• **SOURCE EXTRACT**:
────────────────
Lymphoscintigraphy: This is generally only used in complicated cases, where clinical diagnosis is not clear. This is a nuclear scan that assesses the lymph system, can be normal in lipedema or the test will show characteristic corkscrew changes with lymphedema. In most cases of lymphedema, lymphoscintigraphy shows delayed uptake. So lymphoscintigraphy can be very helpful to determine if and how significant a role lymphedema is playing in an individual’s symptoms, especially when there are more swelling problems.
────────────────
• **BRIEF**: Continue the passage on lymphoscintigraphy in lipedema and lymphedema above, starting after its last sentence.

• **EXCERPTED DATA**:
────────────────
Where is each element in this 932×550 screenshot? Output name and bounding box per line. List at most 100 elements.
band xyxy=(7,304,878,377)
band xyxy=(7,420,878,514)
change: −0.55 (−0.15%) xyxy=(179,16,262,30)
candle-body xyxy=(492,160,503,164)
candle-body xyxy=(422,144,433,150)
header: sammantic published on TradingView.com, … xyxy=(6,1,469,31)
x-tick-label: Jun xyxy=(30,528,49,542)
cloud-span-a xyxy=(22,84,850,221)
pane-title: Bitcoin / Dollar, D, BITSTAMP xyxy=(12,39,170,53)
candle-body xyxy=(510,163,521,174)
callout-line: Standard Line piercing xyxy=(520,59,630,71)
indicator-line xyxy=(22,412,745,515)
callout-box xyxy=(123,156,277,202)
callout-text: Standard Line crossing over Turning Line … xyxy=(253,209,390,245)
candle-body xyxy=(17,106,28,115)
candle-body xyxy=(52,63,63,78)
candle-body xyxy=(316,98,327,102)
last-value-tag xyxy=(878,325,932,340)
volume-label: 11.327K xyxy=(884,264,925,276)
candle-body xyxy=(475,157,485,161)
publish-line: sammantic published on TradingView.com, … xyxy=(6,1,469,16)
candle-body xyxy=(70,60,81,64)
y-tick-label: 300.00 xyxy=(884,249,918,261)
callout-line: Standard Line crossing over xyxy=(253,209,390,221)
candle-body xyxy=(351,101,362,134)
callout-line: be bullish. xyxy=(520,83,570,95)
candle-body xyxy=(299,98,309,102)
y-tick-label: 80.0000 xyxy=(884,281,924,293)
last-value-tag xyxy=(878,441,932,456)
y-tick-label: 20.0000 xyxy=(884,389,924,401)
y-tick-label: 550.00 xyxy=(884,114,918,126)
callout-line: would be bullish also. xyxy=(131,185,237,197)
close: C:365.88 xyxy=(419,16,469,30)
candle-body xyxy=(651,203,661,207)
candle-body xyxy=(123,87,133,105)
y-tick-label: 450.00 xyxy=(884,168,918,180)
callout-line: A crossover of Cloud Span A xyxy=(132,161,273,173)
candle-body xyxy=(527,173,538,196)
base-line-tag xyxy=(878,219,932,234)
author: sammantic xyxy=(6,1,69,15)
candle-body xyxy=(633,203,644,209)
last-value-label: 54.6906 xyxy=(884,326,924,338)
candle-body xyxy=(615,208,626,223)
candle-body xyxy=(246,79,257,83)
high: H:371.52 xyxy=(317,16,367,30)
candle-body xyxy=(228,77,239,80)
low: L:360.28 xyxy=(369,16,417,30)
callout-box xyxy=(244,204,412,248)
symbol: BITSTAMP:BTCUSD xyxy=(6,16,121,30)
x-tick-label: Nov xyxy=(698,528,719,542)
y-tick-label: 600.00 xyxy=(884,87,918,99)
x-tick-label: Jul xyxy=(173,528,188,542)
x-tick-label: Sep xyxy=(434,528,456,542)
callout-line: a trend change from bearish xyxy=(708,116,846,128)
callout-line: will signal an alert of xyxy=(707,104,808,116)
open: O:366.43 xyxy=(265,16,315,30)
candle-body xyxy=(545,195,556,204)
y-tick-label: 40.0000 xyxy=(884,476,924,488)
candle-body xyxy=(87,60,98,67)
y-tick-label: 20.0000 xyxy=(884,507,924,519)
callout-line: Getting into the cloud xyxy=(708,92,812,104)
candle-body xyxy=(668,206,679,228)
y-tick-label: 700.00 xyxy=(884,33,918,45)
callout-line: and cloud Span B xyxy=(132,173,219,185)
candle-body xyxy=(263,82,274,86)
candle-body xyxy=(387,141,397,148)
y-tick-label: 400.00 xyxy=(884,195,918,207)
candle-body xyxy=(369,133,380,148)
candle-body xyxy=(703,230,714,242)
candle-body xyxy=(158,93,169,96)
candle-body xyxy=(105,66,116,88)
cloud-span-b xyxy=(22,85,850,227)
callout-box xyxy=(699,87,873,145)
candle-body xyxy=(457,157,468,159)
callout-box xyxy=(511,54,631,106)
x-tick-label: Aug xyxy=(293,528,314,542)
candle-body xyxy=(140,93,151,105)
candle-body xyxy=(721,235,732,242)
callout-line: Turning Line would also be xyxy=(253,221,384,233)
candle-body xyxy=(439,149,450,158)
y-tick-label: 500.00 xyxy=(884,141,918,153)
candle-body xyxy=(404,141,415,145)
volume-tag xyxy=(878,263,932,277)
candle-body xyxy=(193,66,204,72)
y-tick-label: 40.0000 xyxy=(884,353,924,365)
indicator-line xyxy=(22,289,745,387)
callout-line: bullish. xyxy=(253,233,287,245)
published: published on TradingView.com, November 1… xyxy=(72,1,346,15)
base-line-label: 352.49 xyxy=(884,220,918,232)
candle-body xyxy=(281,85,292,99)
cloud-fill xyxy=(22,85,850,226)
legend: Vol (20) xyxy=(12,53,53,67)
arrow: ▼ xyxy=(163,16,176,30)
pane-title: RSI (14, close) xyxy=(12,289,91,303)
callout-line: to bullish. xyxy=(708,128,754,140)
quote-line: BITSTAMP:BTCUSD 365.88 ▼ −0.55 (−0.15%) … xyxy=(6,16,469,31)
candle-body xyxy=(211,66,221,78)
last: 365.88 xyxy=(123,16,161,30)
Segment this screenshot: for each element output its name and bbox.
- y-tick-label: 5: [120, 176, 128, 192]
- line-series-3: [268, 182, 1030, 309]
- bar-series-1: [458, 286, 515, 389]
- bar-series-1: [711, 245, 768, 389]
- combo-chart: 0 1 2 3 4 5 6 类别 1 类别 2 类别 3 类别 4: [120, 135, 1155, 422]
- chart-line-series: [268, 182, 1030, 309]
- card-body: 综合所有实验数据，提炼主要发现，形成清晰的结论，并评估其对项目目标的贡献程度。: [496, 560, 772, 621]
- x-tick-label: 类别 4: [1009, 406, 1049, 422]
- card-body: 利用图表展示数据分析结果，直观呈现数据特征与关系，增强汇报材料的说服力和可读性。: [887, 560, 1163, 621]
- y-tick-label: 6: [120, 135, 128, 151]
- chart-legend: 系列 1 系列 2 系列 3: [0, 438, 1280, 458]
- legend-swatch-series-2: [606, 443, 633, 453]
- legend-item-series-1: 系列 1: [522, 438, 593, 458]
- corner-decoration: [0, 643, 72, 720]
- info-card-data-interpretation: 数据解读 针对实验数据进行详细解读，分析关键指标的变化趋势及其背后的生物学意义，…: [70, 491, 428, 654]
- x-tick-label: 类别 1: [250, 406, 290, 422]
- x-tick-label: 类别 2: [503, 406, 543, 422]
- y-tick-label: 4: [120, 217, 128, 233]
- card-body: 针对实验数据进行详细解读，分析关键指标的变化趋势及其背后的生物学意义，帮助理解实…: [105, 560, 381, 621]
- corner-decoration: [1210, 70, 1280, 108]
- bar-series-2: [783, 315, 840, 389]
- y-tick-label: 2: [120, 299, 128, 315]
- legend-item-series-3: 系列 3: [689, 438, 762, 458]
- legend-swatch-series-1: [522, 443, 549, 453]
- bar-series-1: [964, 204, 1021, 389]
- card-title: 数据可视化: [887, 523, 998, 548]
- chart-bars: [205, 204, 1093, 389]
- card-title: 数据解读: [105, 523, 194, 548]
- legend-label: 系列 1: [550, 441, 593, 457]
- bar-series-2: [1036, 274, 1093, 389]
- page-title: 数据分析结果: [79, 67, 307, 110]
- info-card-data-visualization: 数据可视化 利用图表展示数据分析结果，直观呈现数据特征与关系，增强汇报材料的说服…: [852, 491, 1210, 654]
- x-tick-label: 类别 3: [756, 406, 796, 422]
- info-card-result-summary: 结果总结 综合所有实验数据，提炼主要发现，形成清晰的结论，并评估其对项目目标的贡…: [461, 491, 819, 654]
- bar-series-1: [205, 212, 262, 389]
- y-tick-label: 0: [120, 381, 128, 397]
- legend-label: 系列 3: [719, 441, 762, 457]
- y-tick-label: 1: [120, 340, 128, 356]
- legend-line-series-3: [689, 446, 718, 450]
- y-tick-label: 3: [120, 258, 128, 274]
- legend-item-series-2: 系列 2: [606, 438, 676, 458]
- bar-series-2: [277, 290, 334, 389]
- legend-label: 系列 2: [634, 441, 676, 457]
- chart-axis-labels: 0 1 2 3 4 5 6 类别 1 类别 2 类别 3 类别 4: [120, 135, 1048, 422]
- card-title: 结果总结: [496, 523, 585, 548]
────────────────
• **RESPONSE FOR THIS EXERCISE**:
Lipedema Lymphoscintograph2-D Ultrasound of the Subcutaneous Fat:A fast quick and easy test just placing an ultrasound probe on top of the skin will show the fat below the skin and can provide lots of useful information. Lipedema fat is more fibrous and is often swollen. This can give a good deal of information and is a quick non-invasive test.
NOTE: Lipedema is pronounced and spelled several different ways . It is pronounced as lip-edema and lipo-edema – it can also be spelled lipedema, lipoedema, lipodema and Lipödem. The spelling are all correct but one or two spellings are predominantly used in different countries.